[Goal] Could you write out the records below exactly as they appear, leaving out any pictures?

[Input data]
++++++++

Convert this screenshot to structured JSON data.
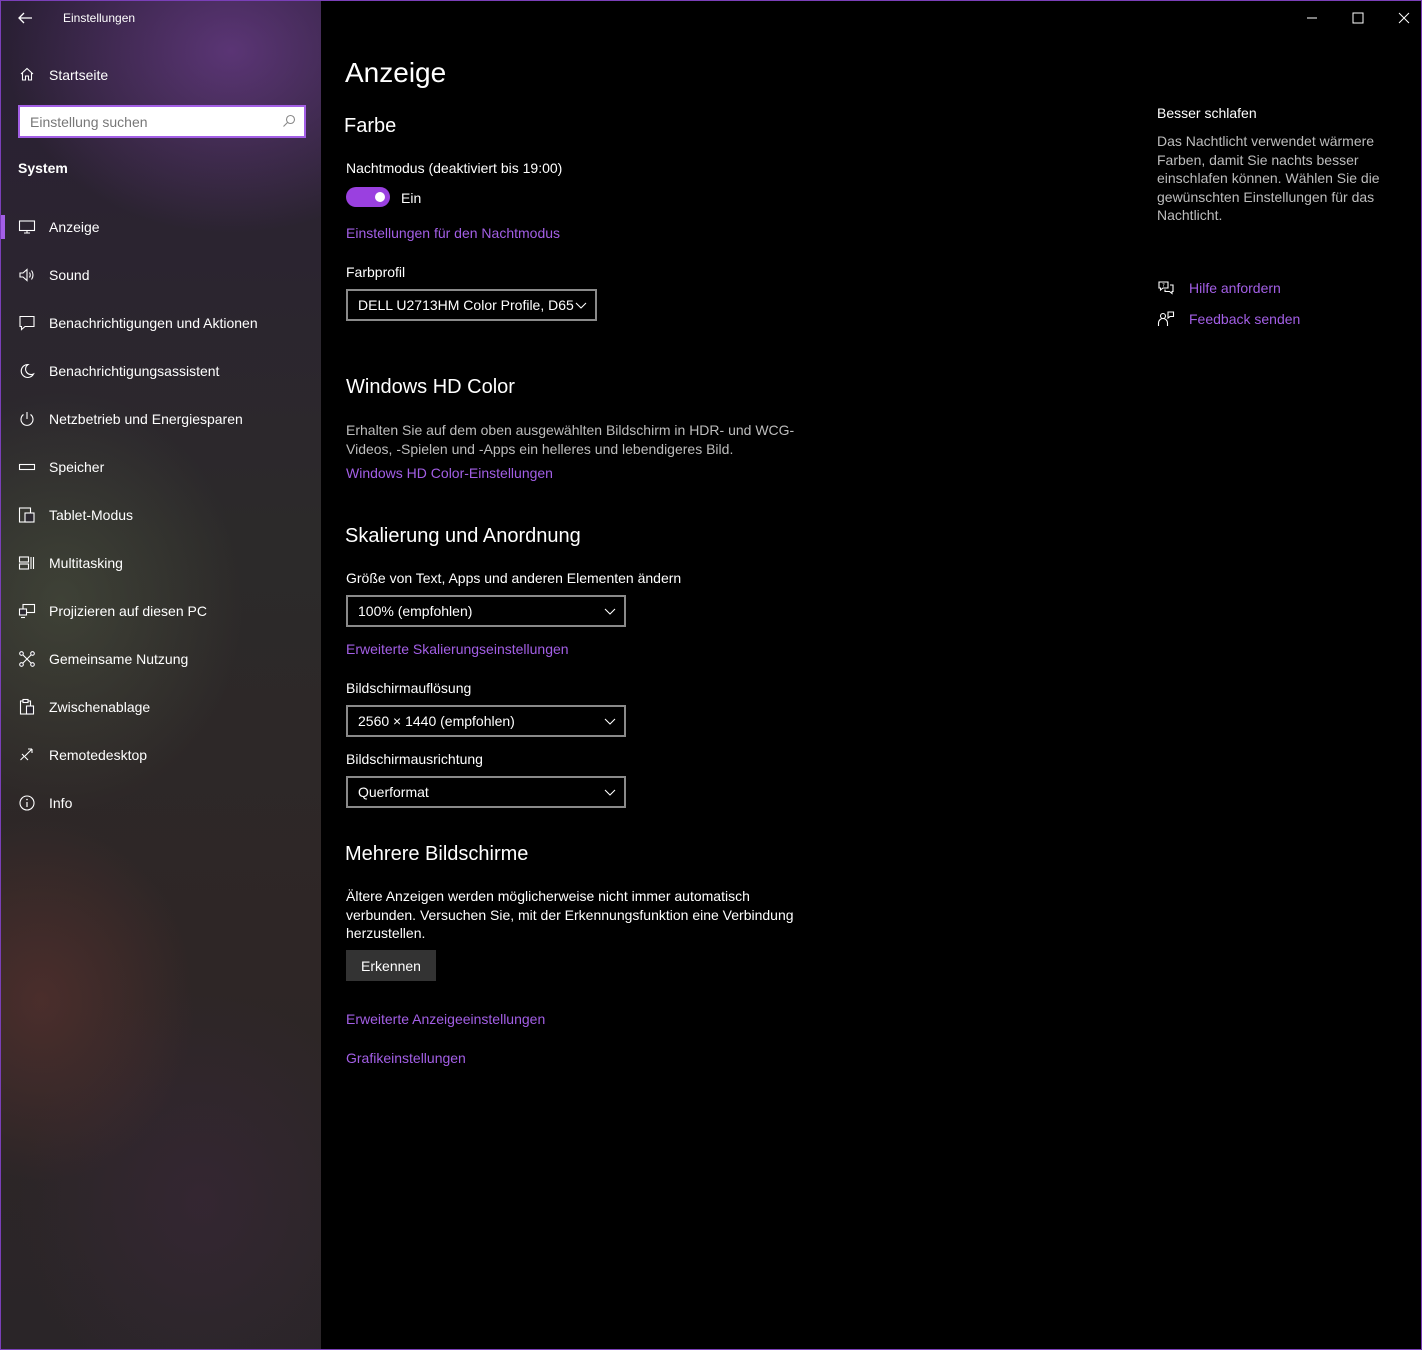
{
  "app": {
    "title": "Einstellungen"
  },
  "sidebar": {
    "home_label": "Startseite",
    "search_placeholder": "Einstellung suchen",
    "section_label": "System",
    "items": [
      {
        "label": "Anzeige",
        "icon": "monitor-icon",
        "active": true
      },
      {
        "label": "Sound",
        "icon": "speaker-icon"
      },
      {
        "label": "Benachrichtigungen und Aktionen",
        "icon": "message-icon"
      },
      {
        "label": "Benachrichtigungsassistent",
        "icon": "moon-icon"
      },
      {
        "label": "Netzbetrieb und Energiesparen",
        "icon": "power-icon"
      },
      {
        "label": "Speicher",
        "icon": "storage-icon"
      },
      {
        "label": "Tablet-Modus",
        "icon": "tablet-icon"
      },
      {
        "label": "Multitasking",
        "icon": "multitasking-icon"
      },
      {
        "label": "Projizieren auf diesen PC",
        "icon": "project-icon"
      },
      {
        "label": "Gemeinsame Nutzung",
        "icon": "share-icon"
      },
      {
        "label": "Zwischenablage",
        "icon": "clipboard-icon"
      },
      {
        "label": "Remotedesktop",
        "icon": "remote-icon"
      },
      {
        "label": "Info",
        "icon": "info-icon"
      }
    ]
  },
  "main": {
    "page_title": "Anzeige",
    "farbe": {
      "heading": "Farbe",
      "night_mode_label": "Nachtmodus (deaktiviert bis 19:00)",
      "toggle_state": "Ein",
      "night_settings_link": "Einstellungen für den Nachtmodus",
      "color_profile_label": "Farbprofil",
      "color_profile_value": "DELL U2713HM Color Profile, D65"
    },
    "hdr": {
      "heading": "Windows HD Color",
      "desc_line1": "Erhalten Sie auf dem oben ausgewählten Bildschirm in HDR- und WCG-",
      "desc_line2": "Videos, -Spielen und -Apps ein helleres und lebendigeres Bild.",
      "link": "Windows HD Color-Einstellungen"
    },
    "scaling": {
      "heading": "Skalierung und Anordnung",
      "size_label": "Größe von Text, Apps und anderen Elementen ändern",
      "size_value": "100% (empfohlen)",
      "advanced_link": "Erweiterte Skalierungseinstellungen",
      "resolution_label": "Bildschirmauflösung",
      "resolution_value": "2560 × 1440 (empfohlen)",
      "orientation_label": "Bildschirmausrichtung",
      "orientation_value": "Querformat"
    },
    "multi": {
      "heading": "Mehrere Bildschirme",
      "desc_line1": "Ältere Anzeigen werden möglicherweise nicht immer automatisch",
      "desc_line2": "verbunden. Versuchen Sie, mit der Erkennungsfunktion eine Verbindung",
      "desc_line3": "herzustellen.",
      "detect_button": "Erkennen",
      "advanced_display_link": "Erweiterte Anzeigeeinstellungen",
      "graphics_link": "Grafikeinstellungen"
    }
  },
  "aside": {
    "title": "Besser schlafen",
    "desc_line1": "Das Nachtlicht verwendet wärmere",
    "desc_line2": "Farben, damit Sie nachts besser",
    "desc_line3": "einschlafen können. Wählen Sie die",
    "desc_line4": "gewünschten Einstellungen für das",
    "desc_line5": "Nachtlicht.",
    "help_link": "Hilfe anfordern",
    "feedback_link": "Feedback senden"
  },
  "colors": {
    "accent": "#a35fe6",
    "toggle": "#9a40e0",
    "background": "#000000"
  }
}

++++++++

[Task output]
Convert this screenshot to structured JSON data.
{
  "app": {
    "title": "Einstellungen"
  },
  "sidebar": {
    "home_label": "Startseite",
    "search_placeholder": "Einstellung suchen",
    "section_label": "System",
    "items": [
      {
        "label": "Anzeige",
        "icon": "monitor-icon",
        "active": true
      },
      {
        "label": "Sound",
        "icon": "speaker-icon"
      },
      {
        "label": "Benachrichtigungen und Aktionen",
        "icon": "message-icon"
      },
      {
        "label": "Benachrichtigungsassistent",
        "icon": "moon-icon"
      },
      {
        "label": "Netzbetrieb und Energiesparen",
        "icon": "power-icon"
      },
      {
        "label": "Speicher",
        "icon": "storage-icon"
      },
      {
        "label": "Tablet-Modus",
        "icon": "tablet-icon"
      },
      {
        "label": "Multitasking",
        "icon": "multitasking-icon"
      },
      {
        "label": "Projizieren auf diesen PC",
        "icon": "project-icon"
      },
      {
        "label": "Gemeinsame Nutzung",
        "icon": "share-icon"
      },
      {
        "label": "Zwischenablage",
        "icon": "clipboard-icon"
      },
      {
        "label": "Remotedesktop",
        "icon": "remote-icon"
      },
      {
        "label": "Info",
        "icon": "info-icon"
      }
    ]
  },
  "main": {
    "page_title": "Anzeige",
    "farbe": {
      "heading": "Farbe",
      "night_mode_label": "Nachtmodus (deaktiviert bis 19:00)",
      "toggle_state": "Ein",
      "night_settings_link": "Einstellungen für den Nachtmodus",
      "color_profile_label": "Farbprofil",
      "color_profile_value": "DELL U2713HM Color Profile, D65"
    },
    "hdr": {
      "heading": "Windows HD Color",
      "desc_line1": "Erhalten Sie auf dem oben ausgewählten Bildschirm in HDR- und WCG-",
      "desc_line2": "Videos, -Spielen und -Apps ein helleres und lebendigeres Bild.",
      "link": "Windows HD Color-Einstellungen"
    },
    "scaling": {
      "heading": "Skalierung und Anordnung",
      "size_label": "Größe von Text, Apps und anderen Elementen ändern",
      "size_value": "100% (empfohlen)",
      "advanced_link": "Erweiterte Skalierungseinstellungen",
      "resolution_label": "Bildschirmauflösung",
      "resolution_value": "2560 × 1440 (empfohlen)",
      "orientation_label": "Bildschirmausrichtung",
      "orientation_value": "Querformat"
    },
    "multi": {
      "heading": "Mehrere Bildschirme",
      "desc_line1": "Ältere Anzeigen werden möglicherweise nicht immer automatisch",
      "desc_line2": "verbunden. Versuchen Sie, mit der Erkennungsfunktion eine Verbindung",
      "desc_line3": "herzustellen.",
      "detect_button": "Erkennen",
      "advanced_display_link": "Erweiterte Anzeigeeinstellungen",
      "graphics_link": "Grafikeinstellungen"
    }
  },
  "aside": {
    "title": "Besser schlafen",
    "desc_line1": "Das Nachtlicht verwendet wärmere",
    "desc_line2": "Farben, damit Sie nachts besser",
    "desc_line3": "einschlafen können. Wählen Sie die",
    "desc_line4": "gewünschten Einstellungen für das",
    "desc_line5": "Nachtlicht.",
    "help_link": "Hilfe anfordern",
    "feedback_link": "Feedback senden"
  },
  "colors": {
    "accent": "#a35fe6",
    "toggle": "#9a40e0",
    "background": "#000000"
  }
}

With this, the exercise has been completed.